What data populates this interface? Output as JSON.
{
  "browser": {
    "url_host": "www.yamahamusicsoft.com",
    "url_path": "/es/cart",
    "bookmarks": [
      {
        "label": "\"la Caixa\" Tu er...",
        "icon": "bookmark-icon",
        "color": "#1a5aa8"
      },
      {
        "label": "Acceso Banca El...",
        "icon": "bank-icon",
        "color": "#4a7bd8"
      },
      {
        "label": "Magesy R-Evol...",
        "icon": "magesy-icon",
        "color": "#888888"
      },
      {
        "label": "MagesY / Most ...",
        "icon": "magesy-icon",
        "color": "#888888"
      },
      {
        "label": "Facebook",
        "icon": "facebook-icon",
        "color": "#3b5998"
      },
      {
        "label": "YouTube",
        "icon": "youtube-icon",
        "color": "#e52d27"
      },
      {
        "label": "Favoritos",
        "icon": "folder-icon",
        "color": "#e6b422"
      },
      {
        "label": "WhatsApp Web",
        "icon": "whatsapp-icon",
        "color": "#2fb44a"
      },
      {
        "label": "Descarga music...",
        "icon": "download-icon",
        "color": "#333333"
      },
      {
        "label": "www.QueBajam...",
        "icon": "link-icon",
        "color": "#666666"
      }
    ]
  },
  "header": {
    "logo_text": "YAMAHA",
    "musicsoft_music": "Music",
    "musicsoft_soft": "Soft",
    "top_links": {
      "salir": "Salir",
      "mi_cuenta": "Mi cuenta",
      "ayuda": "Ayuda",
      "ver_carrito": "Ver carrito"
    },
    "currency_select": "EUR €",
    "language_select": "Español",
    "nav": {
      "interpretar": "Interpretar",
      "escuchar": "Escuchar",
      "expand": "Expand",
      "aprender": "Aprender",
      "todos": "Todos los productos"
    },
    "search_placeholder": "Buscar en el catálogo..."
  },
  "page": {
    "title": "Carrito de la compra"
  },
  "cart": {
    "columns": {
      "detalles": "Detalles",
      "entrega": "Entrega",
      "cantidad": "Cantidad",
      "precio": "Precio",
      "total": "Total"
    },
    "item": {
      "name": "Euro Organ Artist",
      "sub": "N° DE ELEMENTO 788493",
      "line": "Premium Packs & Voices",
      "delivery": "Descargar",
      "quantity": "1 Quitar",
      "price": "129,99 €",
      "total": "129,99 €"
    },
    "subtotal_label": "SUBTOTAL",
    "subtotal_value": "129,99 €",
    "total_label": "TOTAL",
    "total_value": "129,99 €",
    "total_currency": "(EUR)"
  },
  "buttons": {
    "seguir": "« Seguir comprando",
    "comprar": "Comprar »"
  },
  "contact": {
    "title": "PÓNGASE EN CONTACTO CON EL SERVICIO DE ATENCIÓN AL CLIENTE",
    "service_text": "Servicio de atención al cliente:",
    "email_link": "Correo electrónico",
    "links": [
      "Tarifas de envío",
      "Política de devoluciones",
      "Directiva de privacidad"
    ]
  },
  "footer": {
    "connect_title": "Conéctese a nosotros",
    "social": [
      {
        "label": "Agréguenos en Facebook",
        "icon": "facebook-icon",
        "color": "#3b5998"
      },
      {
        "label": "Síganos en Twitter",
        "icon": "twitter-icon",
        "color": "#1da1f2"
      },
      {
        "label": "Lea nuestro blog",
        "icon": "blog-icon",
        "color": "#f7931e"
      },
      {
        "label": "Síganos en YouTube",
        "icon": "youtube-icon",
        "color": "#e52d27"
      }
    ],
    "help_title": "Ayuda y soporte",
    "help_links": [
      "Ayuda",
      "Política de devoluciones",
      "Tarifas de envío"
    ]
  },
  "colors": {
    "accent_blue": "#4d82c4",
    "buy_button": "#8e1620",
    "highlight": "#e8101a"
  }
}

———

- **To do**: Scan the listing above. Collect all lines with the word "Síganos".

- **Solved exercise**:
        "label": "Síganos en Twitter",
        "label": "Síganos en YouTube",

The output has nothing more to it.